### INSTRUCTIONS TO FOLLOW
Return each line containing "this".

### RECORD SET

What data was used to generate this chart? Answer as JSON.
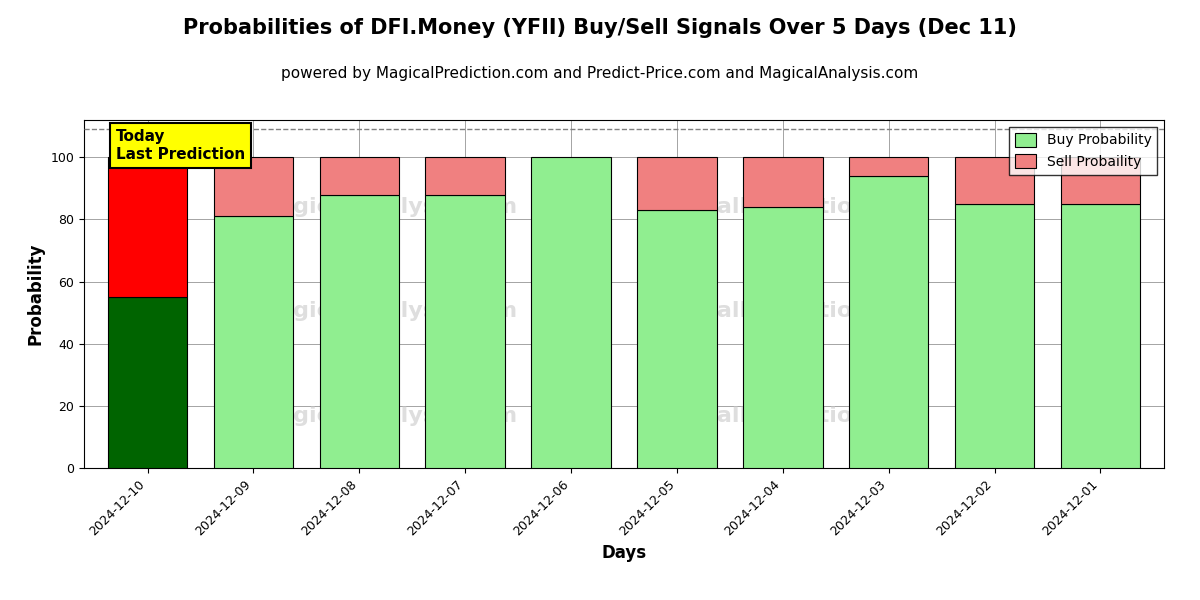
{
  "title": "Probabilities of DFI.Money (YFII) Buy/Sell Signals Over 5 Days (Dec 11)",
  "subtitle": "powered by MagicalPrediction.com and Predict-Price.com and MagicalAnalysis.com",
  "xlabel": "Days",
  "ylabel": "Probability",
  "dates": [
    "2024-12-10",
    "2024-12-09",
    "2024-12-08",
    "2024-12-07",
    "2024-12-06",
    "2024-12-05",
    "2024-12-04",
    "2024-12-03",
    "2024-12-02",
    "2024-12-01"
  ],
  "buy_values": [
    55,
    81,
    88,
    88,
    100,
    83,
    84,
    94,
    85,
    85
  ],
  "sell_values": [
    45,
    19,
    12,
    12,
    0,
    17,
    16,
    6,
    15,
    15
  ],
  "today_buy_color": "#006400",
  "today_sell_color": "#FF0000",
  "other_buy_color": "#90EE90",
  "other_sell_color": "#F08080",
  "ylim": [
    0,
    112
  ],
  "dashed_line_y": 109,
  "legend_buy_label": "Buy Probability",
  "legend_sell_label": "Sell Probaility",
  "today_label_line1": "Today",
  "today_label_line2": "Last Prediction",
  "title_fontsize": 15,
  "subtitle_fontsize": 11,
  "axis_label_fontsize": 12,
  "tick_fontsize": 9,
  "bar_width": 0.75
}
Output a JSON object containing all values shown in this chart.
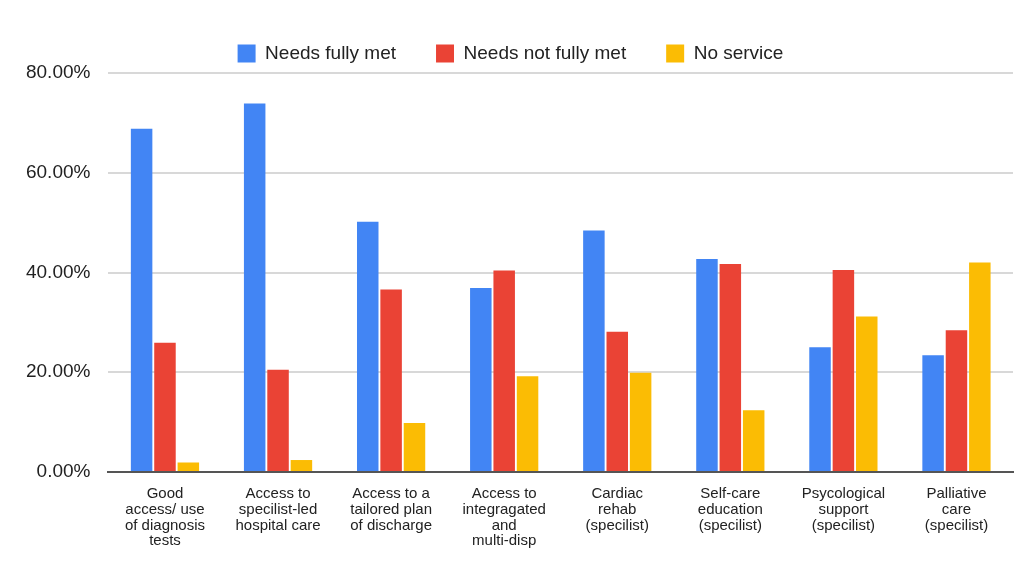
{
  "chart_data": {
    "type": "bar",
    "categories": [
      "Good\naccess/ use\nof diagnosis\ntests",
      "Access to\nspecilist-led\nhospital care",
      "Access to a\ntailored plan\nof discharge",
      "Access to\nintegragated\nand\nmulti-disp",
      "Cardiac\nrehab\n(specilist)",
      "Self-care\neducation\n(specilist)",
      "Psycological\nsupport\n(specilist)",
      "Palliative\ncare\n(specilist)"
    ],
    "series": [
      {
        "name": "Needs fully met",
        "color": "#4285f4",
        "values": [
          68.8,
          73.9,
          50.2,
          36.9,
          48.4,
          42.7,
          25.0,
          23.4
        ]
      },
      {
        "name": "Needs not fully met",
        "color": "#ea4335",
        "values": [
          25.9,
          20.5,
          36.6,
          40.4,
          28.1,
          41.7,
          40.5,
          28.4
        ]
      },
      {
        "name": "No service",
        "color": "#fbbc04",
        "values": [
          1.9,
          2.4,
          9.8,
          19.2,
          19.9,
          12.4,
          31.2,
          42.0
        ]
      }
    ],
    "ylim": [
      0,
      80
    ],
    "yticks": [
      {
        "value": 0,
        "label": "0.00%"
      },
      {
        "value": 20,
        "label": "20.00%"
      },
      {
        "value": 40,
        "label": "40.00%"
      },
      {
        "value": 60,
        "label": "60.00%"
      },
      {
        "value": 80,
        "label": "80.00%"
      }
    ],
    "grid": "y",
    "legend": "top"
  }
}
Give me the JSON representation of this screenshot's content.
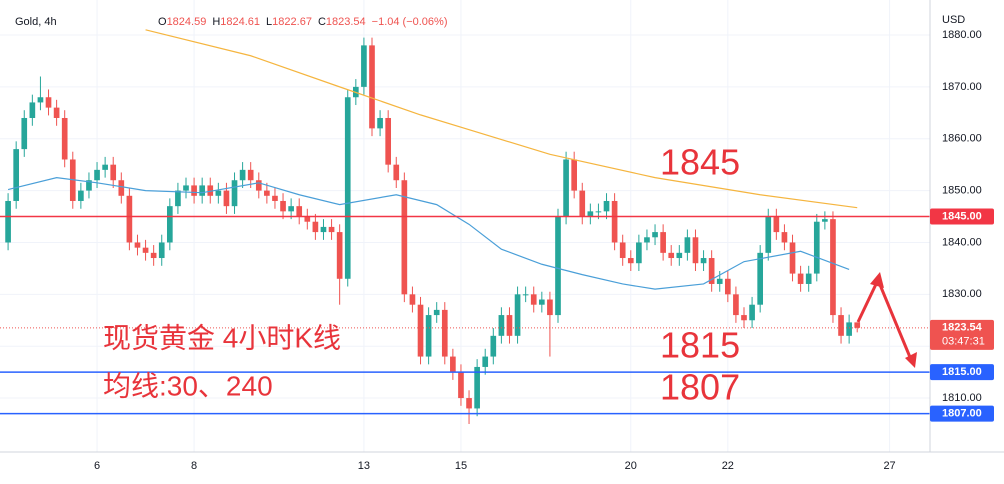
{
  "chart_data": {
    "type": "candlestick",
    "header": {
      "symbol": "Gold, 4h",
      "fields": [
        {
          "key": "O",
          "value": "1824.59"
        },
        {
          "key": "H",
          "value": "1824.61"
        },
        {
          "key": "L",
          "value": "1822.67"
        },
        {
          "key": "C",
          "value": "1823.54"
        }
      ],
      "change": "−1.04 (−0.06%)"
    },
    "currency": "USD",
    "up_color": "#26a69a",
    "down_color": "#ef5350",
    "open": [
      1840,
      1848,
      1858,
      1864,
      1867,
      1868,
      1866,
      1864,
      1856,
      1848,
      1850,
      1852,
      1854,
      1855,
      1852,
      1849,
      1840,
      1839,
      1838,
      1837,
      1840,
      1847,
      1850,
      1851,
      1849,
      1851,
      1849,
      1850,
      1847,
      1852,
      1854,
      1852,
      1850,
      1849,
      1848,
      1846,
      1847,
      1845,
      1844,
      1842,
      1843,
      1842,
      1833,
      1868,
      1870,
      1878,
      1862,
      1864,
      1855,
      1852,
      1830,
      1828,
      1818,
      1826,
      1827,
      1818,
      1815,
      1810,
      1808,
      1816,
      1818,
      1822,
      1826,
      1822,
      1830,
      1830,
      1828,
      1829,
      1826,
      1845,
      1856,
      1850,
      1845,
      1846,
      1846,
      1848,
      1840,
      1837,
      1836,
      1840,
      1841,
      1842,
      1838,
      1837,
      1838,
      1841,
      1836,
      1837,
      1832,
      1833,
      1830,
      1826,
      1825,
      1828,
      1838,
      1845,
      1842,
      1840,
      1834,
      1832,
      1834,
      1844,
      1844.5,
      1826,
      1822,
      1824.59
    ],
    "high": [
      1849.5,
      1859.5,
      1865.5,
      1868.5,
      1872,
      1869.5,
      1867.5,
      1865.5,
      1857.5,
      1851.5,
      1853.5,
      1855.5,
      1856.5,
      1856.5,
      1853.5,
      1850.5,
      1841.5,
      1840.5,
      1839.5,
      1841.5,
      1848.5,
      1851.5,
      1852.5,
      1852.5,
      1852.5,
      1852.5,
      1851.5,
      1851.5,
      1853.5,
      1855.5,
      1855.5,
      1853.5,
      1851.5,
      1850.5,
      1849.5,
      1848.5,
      1848.5,
      1846.5,
      1845.5,
      1844.5,
      1844.5,
      1843.5,
      1869.5,
      1871.5,
      1879.5,
      1879.5,
      1865.5,
      1865.5,
      1856.5,
      1853.5,
      1831.5,
      1829.5,
      1827.5,
      1828.5,
      1828.5,
      1819.5,
      1816.5,
      1811.5,
      1817.5,
      1819.5,
      1823.5,
      1827.5,
      1827.5,
      1831.5,
      1831.5,
      1831.5,
      1830.5,
      1830.5,
      1846.5,
      1857.5,
      1857.5,
      1851.5,
      1847.5,
      1847.5,
      1849.5,
      1849.5,
      1841.5,
      1838.5,
      1841.5,
      1842.5,
      1843.5,
      1843.5,
      1839.5,
      1839.5,
      1842.5,
      1842.5,
      1838.5,
      1838.5,
      1834.5,
      1834.5,
      1831.5,
      1827.5,
      1829.5,
      1839.5,
      1846.5,
      1846.5,
      1843.5,
      1841.5,
      1835.5,
      1835.5,
      1845.5,
      1846,
      1846,
      1827.5,
      1826.09,
      1824.61
    ],
    "low": [
      1838.5,
      1846.5,
      1856.5,
      1862.5,
      1865.5,
      1864.5,
      1862.5,
      1854.5,
      1846.5,
      1846.5,
      1848.5,
      1850.5,
      1852.5,
      1850.5,
      1847.5,
      1838.5,
      1837.5,
      1836.5,
      1835.5,
      1835.5,
      1838.5,
      1845.5,
      1848.5,
      1847.5,
      1847.5,
      1847.5,
      1847.5,
      1845.5,
      1845.5,
      1850.5,
      1850.5,
      1848.5,
      1847.5,
      1846.5,
      1844.5,
      1844.5,
      1843.5,
      1842.5,
      1840.5,
      1840.5,
      1840.5,
      1828,
      1831.5,
      1866.5,
      1868.5,
      1860.5,
      1860.5,
      1853.5,
      1850.5,
      1828.5,
      1826.5,
      1816.5,
      1816.5,
      1824.5,
      1816.5,
      1813.5,
      1808.5,
      1805,
      1806.5,
      1814.5,
      1816.5,
      1820.5,
      1820.5,
      1820.5,
      1828.5,
      1826.5,
      1826.5,
      1818,
      1824.5,
      1843.5,
      1848.5,
      1843.5,
      1843.5,
      1844.5,
      1844.5,
      1838.5,
      1835.5,
      1834.5,
      1834.5,
      1838.5,
      1839.5,
      1836.5,
      1835.5,
      1835.5,
      1836.5,
      1834.5,
      1834.5,
      1830.5,
      1830.5,
      1828.5,
      1824.5,
      1823.5,
      1823.5,
      1826.5,
      1836.5,
      1840.5,
      1838.5,
      1832.5,
      1830.5,
      1830.5,
      1832.5,
      1842.5,
      1824.5,
      1820.5,
      1820.5,
      1822.67
    ],
    "close": [
      1848,
      1858,
      1864,
      1867,
      1868,
      1866,
      1864,
      1856,
      1848,
      1850,
      1852,
      1854,
      1855,
      1852,
      1849,
      1840,
      1839,
      1838,
      1837,
      1840,
      1847,
      1850,
      1851,
      1849,
      1851,
      1849,
      1850,
      1847,
      1852,
      1854,
      1852,
      1850,
      1849,
      1848,
      1846,
      1847,
      1845,
      1844,
      1842,
      1843,
      1842,
      1833,
      1868,
      1870,
      1878,
      1862,
      1864,
      1855,
      1852,
      1830,
      1828,
      1818,
      1826,
      1827,
      1818,
      1815,
      1810,
      1808,
      1816,
      1818,
      1822,
      1826,
      1822,
      1830,
      1830,
      1828,
      1829,
      1826,
      1845,
      1856,
      1850,
      1845,
      1846,
      1846,
      1848,
      1840,
      1837,
      1836,
      1840,
      1841,
      1842,
      1838,
      1837,
      1838,
      1841,
      1836,
      1837,
      1832,
      1833,
      1830,
      1826,
      1825,
      1828,
      1838,
      1845,
      1842,
      1840,
      1834,
      1832,
      1834,
      1844,
      1844.5,
      1826,
      1822,
      1824.59,
      1823.54
    ],
    "moving_averages": [
      {
        "color": "#4a9fd8",
        "x": [
          0,
          6,
          11,
          17,
          24,
          31,
          36,
          41,
          48,
          53,
          57,
          61,
          66,
          71,
          76,
          80,
          86,
          91,
          98,
          104
        ],
        "values": [
          1850.2,
          1852.5,
          1851.5,
          1850,
          1849.6,
          1851.5,
          1849.2,
          1847.3,
          1849.2,
          1847.3,
          1843.5,
          1838.7,
          1835.8,
          1833.8,
          1832,
          1831,
          1832,
          1836.3,
          1838.3,
          1834.8
        ]
      },
      {
        "color": "#f5b53f",
        "x": [
          17,
          30,
          41,
          51,
          67,
          80,
          93,
          105
        ],
        "values": [
          1881,
          1876,
          1870,
          1864.6,
          1857,
          1852.5,
          1849.2,
          1846.7
        ]
      }
    ],
    "levels": [
      {
        "value": 1845,
        "label": "1845.00",
        "color": "#f23645"
      },
      {
        "value": 1815,
        "label": "1815.00",
        "color": "#2962ff"
      },
      {
        "value": 1807,
        "label": "1807.00",
        "color": "#2962ff"
      }
    ],
    "last_price": {
      "value": 1823.54,
      "label": "1823.54",
      "countdown": "03:47:31"
    },
    "annotations": [
      "1845",
      "1815",
      "1807",
      "现货黄金 4小时K线",
      "均线:30、240"
    ],
    "xlim": [
      -1,
      114
    ],
    "xticks": [
      {
        "value": 11,
        "label": "6"
      },
      {
        "value": 23,
        "label": "8"
      },
      {
        "value": 44,
        "label": "13"
      },
      {
        "value": 56,
        "label": "15"
      },
      {
        "value": 77,
        "label": "20"
      },
      {
        "value": 89,
        "label": "22"
      },
      {
        "value": 109,
        "label": "27"
      }
    ],
    "ylim": [
      1799.6,
      1886.75
    ],
    "yticks": [
      {
        "value": 1810,
        "label": "1810.00"
      },
      {
        "value": 1820,
        "label": "1820.00"
      },
      {
        "value": 1830,
        "label": "1830.00"
      },
      {
        "value": 1840,
        "label": "1840.00"
      },
      {
        "value": 1850,
        "label": "1850.00"
      },
      {
        "value": 1860,
        "label": "1860.00"
      },
      {
        "value": 1870,
        "label": "1870.00"
      },
      {
        "value": 1880,
        "label": "1880.00"
      }
    ],
    "grid": true
  }
}
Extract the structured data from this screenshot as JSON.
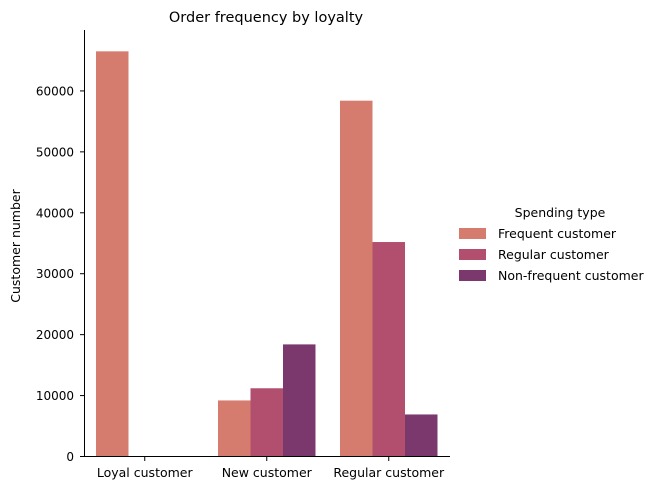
{
  "chart_data": {
    "type": "bar",
    "title": "Order frequency by loyalty",
    "xlabel": "",
    "ylabel": "Customer number",
    "categories": [
      "Loyal customer",
      "New customer",
      "Regular customer"
    ],
    "series": [
      {
        "name": "Frequent customer",
        "values": [
          66500,
          9200,
          58400
        ],
        "color": "#d67c6e"
      },
      {
        "name": "Regular customer",
        "values": [
          0,
          11200,
          35200
        ],
        "color": "#b24f6f"
      },
      {
        "name": "Non-frequent customer",
        "values": [
          0,
          18400,
          6900
        ],
        "color": "#7a386c"
      }
    ],
    "ylim": [
      0,
      70000
    ],
    "yticks": [
      0,
      10000,
      20000,
      30000,
      40000,
      50000,
      60000
    ],
    "legend": {
      "title": "Spending type",
      "placement": "right"
    },
    "grid": false
  }
}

### PROBLEM SOLUTION
What data was used to generate this chart? Answer as JSON.
Output a JSON object containing all values shown in this chart.
Give me the JSON representation of this screenshot's content.
Extract the structured data from this screenshot as JSON.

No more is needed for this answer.